EXERCISE MATERIAL —
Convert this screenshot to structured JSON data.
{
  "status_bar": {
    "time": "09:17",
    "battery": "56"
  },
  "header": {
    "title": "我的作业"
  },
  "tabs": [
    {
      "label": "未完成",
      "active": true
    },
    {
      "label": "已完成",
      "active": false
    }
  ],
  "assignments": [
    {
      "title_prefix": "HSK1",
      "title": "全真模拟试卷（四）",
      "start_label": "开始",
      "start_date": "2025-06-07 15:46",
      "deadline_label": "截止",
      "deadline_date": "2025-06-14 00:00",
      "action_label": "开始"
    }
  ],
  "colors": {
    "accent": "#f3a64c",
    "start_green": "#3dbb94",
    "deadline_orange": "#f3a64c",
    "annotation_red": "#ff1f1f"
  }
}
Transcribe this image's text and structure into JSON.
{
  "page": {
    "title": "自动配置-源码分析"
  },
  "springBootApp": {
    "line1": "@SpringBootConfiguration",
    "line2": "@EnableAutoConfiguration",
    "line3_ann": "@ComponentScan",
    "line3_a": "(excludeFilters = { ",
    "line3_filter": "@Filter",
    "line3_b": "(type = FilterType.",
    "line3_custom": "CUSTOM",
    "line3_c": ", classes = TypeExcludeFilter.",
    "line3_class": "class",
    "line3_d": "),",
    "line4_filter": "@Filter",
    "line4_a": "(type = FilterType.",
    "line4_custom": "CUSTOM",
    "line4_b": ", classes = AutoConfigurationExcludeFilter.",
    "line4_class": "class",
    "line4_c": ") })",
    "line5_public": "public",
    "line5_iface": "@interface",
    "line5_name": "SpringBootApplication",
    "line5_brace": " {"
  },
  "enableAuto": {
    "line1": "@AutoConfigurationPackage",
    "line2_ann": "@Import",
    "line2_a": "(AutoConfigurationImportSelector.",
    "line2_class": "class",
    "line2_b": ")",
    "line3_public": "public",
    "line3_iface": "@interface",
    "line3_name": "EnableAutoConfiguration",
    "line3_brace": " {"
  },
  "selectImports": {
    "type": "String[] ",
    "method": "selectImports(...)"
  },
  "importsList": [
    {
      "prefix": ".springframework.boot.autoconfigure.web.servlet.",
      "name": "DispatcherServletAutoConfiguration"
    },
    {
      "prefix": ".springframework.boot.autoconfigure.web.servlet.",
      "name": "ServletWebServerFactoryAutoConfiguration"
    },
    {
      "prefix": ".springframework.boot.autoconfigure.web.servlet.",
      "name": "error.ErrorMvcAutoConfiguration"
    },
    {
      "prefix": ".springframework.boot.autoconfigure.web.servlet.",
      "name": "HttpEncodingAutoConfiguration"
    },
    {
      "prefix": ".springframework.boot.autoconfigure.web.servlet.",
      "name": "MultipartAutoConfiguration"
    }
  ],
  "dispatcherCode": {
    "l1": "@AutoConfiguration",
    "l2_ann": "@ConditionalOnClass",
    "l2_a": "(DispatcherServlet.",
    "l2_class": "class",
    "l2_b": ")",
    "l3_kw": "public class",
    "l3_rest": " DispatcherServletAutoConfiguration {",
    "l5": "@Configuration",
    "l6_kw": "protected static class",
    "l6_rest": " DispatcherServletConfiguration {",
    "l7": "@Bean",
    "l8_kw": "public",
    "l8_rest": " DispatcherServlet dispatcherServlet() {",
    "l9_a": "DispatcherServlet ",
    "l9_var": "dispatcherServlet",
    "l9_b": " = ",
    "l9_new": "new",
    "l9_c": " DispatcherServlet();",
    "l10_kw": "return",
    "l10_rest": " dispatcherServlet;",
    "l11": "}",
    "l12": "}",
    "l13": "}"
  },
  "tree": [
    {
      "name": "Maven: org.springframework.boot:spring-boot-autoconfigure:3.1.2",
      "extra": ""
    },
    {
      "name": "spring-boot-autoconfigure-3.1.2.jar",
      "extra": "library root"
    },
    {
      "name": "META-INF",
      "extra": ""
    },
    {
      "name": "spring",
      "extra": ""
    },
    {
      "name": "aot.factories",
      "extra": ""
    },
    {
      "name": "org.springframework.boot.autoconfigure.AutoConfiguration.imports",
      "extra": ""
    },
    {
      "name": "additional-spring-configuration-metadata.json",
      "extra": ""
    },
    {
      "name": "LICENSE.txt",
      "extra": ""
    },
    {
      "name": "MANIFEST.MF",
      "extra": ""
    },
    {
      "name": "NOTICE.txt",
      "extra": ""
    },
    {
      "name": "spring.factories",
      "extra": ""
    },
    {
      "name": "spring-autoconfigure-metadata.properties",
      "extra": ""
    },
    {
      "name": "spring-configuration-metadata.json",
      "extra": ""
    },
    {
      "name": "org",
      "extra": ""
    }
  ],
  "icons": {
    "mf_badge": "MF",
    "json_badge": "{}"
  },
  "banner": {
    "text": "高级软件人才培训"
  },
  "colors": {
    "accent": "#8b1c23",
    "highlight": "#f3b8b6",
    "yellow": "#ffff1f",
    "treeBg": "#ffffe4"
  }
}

YOUR GOAL —
Find the word "this" in the entries, and copy every line it shows up in.

SOLUTION —
Convert this screenshot to structured JSON data.
Transcribe this image's text and structure into JSON.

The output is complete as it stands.